<<<<
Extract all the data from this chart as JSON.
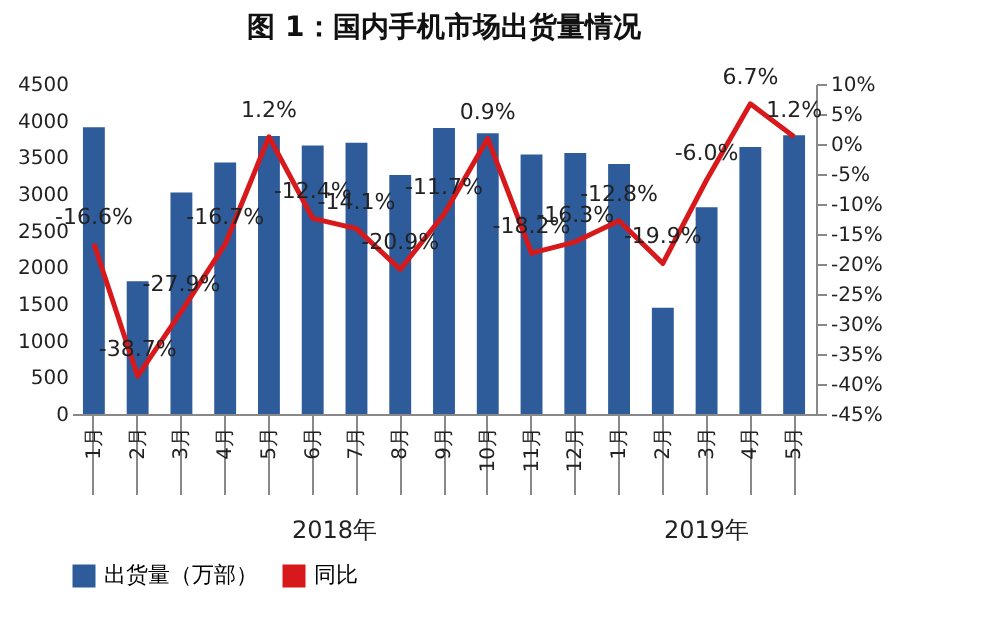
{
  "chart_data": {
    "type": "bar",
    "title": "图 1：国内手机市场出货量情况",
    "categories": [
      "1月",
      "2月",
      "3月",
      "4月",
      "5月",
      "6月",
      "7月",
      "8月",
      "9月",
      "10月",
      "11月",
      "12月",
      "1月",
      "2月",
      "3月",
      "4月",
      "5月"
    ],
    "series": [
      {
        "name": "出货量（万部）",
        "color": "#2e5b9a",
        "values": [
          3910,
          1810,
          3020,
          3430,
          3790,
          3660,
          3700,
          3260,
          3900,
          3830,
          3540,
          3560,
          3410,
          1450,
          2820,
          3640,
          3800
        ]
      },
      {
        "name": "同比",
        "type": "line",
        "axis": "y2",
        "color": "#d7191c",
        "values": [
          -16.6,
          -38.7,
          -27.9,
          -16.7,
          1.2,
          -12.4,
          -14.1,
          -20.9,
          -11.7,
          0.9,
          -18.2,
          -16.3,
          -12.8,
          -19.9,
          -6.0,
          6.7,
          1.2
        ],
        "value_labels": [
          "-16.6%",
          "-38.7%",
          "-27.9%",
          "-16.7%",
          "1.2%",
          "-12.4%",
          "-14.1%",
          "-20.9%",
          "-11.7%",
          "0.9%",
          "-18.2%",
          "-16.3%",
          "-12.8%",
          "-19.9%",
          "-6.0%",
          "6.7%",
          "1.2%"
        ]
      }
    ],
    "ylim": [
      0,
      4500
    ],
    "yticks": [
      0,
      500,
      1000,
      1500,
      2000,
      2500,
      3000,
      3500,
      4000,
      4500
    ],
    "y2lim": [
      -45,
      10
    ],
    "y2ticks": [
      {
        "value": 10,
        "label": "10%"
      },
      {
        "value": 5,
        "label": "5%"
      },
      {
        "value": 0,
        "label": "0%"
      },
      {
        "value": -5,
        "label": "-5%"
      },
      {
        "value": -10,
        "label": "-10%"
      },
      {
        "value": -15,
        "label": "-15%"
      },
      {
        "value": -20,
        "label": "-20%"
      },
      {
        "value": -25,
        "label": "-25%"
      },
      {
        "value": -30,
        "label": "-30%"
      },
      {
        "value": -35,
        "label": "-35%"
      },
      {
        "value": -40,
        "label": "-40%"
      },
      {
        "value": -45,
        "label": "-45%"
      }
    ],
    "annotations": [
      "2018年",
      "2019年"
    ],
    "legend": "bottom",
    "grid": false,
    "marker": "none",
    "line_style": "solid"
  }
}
>>>>
<<<<
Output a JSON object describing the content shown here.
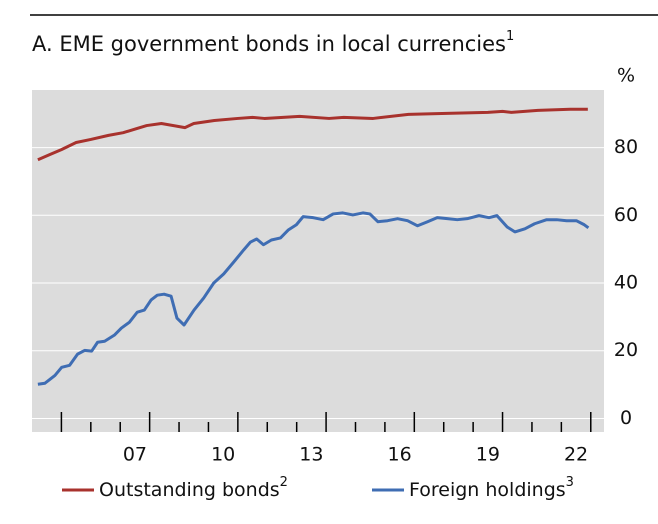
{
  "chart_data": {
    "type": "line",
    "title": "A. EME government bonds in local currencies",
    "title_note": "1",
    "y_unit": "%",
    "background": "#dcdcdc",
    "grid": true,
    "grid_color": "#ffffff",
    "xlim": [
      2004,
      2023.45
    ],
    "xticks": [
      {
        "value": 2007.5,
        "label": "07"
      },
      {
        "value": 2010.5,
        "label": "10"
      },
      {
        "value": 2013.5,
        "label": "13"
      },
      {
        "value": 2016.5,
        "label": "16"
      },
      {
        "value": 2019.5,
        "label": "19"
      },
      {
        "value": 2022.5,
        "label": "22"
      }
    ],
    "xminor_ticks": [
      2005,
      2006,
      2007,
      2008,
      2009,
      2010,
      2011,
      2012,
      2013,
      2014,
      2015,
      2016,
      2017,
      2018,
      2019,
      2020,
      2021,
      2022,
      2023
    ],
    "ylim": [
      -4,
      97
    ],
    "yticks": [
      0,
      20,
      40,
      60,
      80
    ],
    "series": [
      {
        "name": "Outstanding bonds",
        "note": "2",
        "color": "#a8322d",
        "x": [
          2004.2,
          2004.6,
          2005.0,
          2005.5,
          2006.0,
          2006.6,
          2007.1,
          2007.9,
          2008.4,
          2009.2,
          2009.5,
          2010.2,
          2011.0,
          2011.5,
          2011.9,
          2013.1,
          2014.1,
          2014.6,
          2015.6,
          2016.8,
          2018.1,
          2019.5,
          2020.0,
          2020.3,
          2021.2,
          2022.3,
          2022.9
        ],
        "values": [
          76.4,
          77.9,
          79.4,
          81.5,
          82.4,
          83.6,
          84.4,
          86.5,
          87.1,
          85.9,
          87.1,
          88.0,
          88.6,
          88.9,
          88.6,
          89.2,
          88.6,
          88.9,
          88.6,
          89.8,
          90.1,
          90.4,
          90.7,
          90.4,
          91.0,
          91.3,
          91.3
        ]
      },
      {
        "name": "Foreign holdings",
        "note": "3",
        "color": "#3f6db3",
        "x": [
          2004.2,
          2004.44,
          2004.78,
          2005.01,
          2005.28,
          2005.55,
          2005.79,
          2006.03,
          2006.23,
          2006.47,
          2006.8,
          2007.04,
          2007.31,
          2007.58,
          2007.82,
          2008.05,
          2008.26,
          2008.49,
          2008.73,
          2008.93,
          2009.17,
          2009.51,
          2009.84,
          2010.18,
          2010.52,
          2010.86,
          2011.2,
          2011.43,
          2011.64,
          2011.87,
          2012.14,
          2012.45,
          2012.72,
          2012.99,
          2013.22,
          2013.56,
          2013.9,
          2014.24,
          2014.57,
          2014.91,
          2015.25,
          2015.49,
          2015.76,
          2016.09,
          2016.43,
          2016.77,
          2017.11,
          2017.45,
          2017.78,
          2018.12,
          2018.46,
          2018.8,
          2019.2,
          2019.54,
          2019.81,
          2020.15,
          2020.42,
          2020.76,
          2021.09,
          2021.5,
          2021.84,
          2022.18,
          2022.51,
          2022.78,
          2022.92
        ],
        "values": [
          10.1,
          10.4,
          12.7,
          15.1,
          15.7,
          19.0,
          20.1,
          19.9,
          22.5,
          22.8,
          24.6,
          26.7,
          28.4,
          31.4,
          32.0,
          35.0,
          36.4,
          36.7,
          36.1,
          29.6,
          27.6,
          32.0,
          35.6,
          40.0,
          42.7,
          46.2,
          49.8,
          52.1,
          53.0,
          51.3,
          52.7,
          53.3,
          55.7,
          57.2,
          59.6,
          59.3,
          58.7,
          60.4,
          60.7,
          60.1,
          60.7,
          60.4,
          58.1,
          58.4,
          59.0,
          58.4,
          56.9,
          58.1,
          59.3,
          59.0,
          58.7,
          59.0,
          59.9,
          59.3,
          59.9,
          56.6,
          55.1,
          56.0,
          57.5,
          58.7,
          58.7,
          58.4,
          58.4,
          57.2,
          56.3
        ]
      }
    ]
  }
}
>>>>
### WHAT YOU ARE ASKED TO DO
Select every line in the records above that contains the word "bonds".

### EXPECTED OUTPUT
    "title": "A. EME government bonds in local currencies",
        "name": "Outstanding bonds",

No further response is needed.